Exercise task: Make an exact copy of the entries below with the pictures removed.

Supplied material:
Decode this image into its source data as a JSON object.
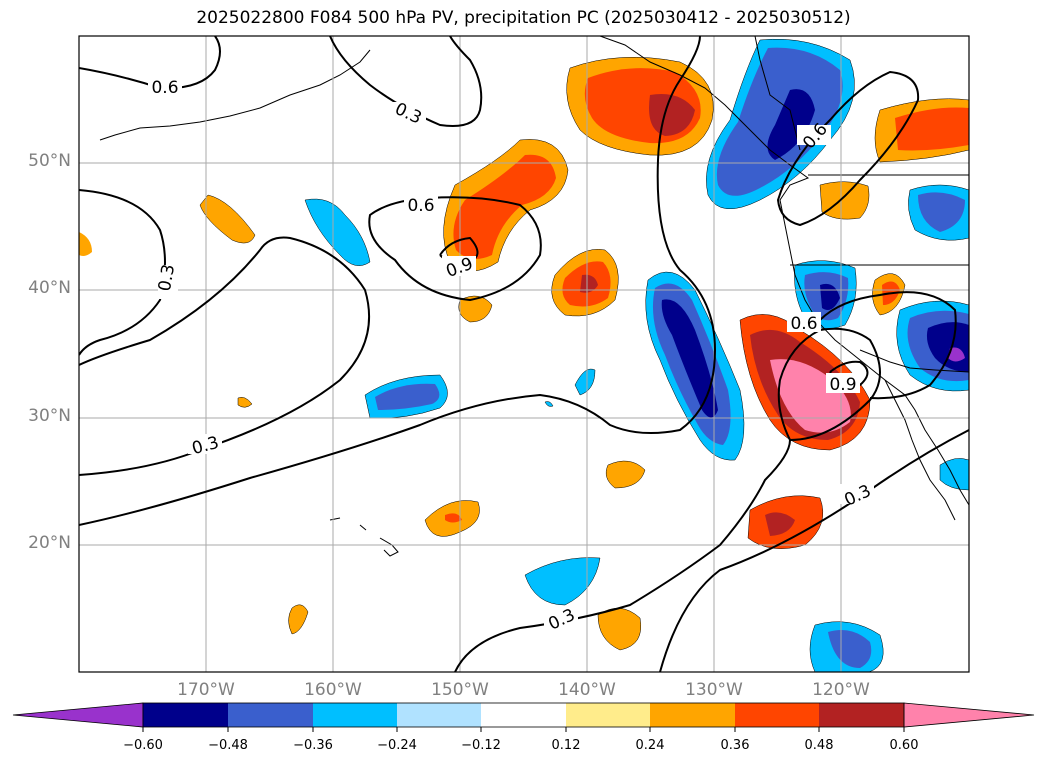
{
  "title": "2025022800 F084 500 hPa PV, precipitation PC (2025030412 - 2025030512)",
  "map": {
    "lat_ticks": [
      "50°N",
      "40°N",
      "30°N",
      "20°N"
    ],
    "lon_ticks": [
      "170°W",
      "160°W",
      "150°W",
      "140°W",
      "130°W",
      "120°W"
    ],
    "contour_labels": [
      "0.6",
      "0.3",
      "0.6",
      "0.9",
      "0.3",
      "0.3",
      "0.6",
      "0.6",
      "0.9",
      "0.3",
      "0.3"
    ]
  },
  "colorbar": {
    "tick_labels": [
      "−0.60",
      "−0.48",
      "−0.36",
      "−0.24",
      "−0.12",
      "0.12",
      "0.24",
      "0.36",
      "0.48",
      "0.60"
    ],
    "colors": [
      "#9932cc",
      "#00008b",
      "#3a5fcd",
      "#00bfff",
      "#b0e2ff",
      "#ffffff",
      "#ffec8b",
      "#ffa500",
      "#ff4500",
      "#b22222",
      "#ff82ab"
    ]
  }
}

Response:
Decode this image into its source data as a JSON object.
{
  "title": "2025022800 F084 500 hPa PV, precipitation PC (2025030412 - 2025030512)",
  "map": {
    "lat_ticks": [
      "50°N",
      "40°N",
      "30°N",
      "20°N"
    ],
    "lon_ticks": [
      "170°W",
      "160°W",
      "150°W",
      "140°W",
      "130°W",
      "120°W"
    ],
    "contour_labels": [
      "0.6",
      "0.3",
      "0.6",
      "0.9",
      "0.3",
      "0.3",
      "0.6",
      "0.6",
      "0.9",
      "0.3",
      "0.3"
    ]
  },
  "colorbar": {
    "tick_labels": [
      "−0.60",
      "−0.48",
      "−0.36",
      "−0.24",
      "−0.12",
      "0.12",
      "0.24",
      "0.36",
      "0.48",
      "0.60"
    ],
    "colors": [
      "#9932cc",
      "#00008b",
      "#3a5fcd",
      "#00bfff",
      "#b0e2ff",
      "#ffffff",
      "#ffec8b",
      "#ffa500",
      "#ff4500",
      "#b22222",
      "#ff82ab"
    ]
  }
}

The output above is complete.